═════ RECORDS TO USE
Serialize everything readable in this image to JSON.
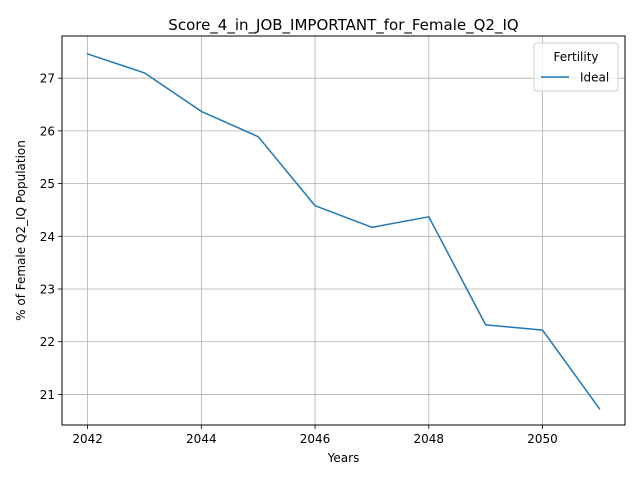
{
  "chart_data": {
    "type": "line",
    "title": "Score_4_in_JOB_IMPORTANT_for_Female_Q2_IQ",
    "xlabel": "Years",
    "ylabel": "% of Female Q2_IQ Population",
    "x": [
      2042,
      2043,
      2044,
      2045,
      2046,
      2047,
      2048,
      2049,
      2050,
      2051
    ],
    "series": [
      {
        "name": "Ideal",
        "color": "#1f77b4",
        "values": [
          27.46,
          27.1,
          26.37,
          25.89,
          24.58,
          24.17,
          24.37,
          22.32,
          22.22,
          20.73
        ]
      }
    ],
    "xticks": [
      2042,
      2044,
      2046,
      2048,
      2050
    ],
    "xtick_labels": [
      "2042",
      "2044",
      "2046",
      "2048",
      "2050"
    ],
    "yticks": [
      21,
      22,
      23,
      24,
      25,
      26,
      27
    ],
    "ytick_labels": [
      "21",
      "22",
      "23",
      "24",
      "25",
      "26",
      "27"
    ],
    "xlim": [
      2041.55,
      2051.45
    ],
    "ylim": [
      20.42,
      27.8
    ],
    "grid": true,
    "legend": {
      "title": "Fertility",
      "placement": "top-right"
    }
  }
}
══════════
= TASK DESCRIPTION =
Without the pictures, extract every entry verbatim.

= SOLUTION TO THIS PROBLEM =
Serialize everything readable in this image to JSON.
{
  "chart_data": {
    "type": "line",
    "title": "Score_4_in_JOB_IMPORTANT_for_Female_Q2_IQ",
    "xlabel": "Years",
    "ylabel": "% of Female Q2_IQ Population",
    "x": [
      2042,
      2043,
      2044,
      2045,
      2046,
      2047,
      2048,
      2049,
      2050,
      2051
    ],
    "series": [
      {
        "name": "Ideal",
        "color": "#1f77b4",
        "values": [
          27.46,
          27.1,
          26.37,
          25.89,
          24.58,
          24.17,
          24.37,
          22.32,
          22.22,
          20.73
        ]
      }
    ],
    "xticks": [
      2042,
      2044,
      2046,
      2048,
      2050
    ],
    "xtick_labels": [
      "2042",
      "2044",
      "2046",
      "2048",
      "2050"
    ],
    "yticks": [
      21,
      22,
      23,
      24,
      25,
      26,
      27
    ],
    "ytick_labels": [
      "21",
      "22",
      "23",
      "24",
      "25",
      "26",
      "27"
    ],
    "xlim": [
      2041.55,
      2051.45
    ],
    "ylim": [
      20.42,
      27.8
    ],
    "grid": true,
    "legend": {
      "title": "Fertility",
      "placement": "top-right"
    }
  }
}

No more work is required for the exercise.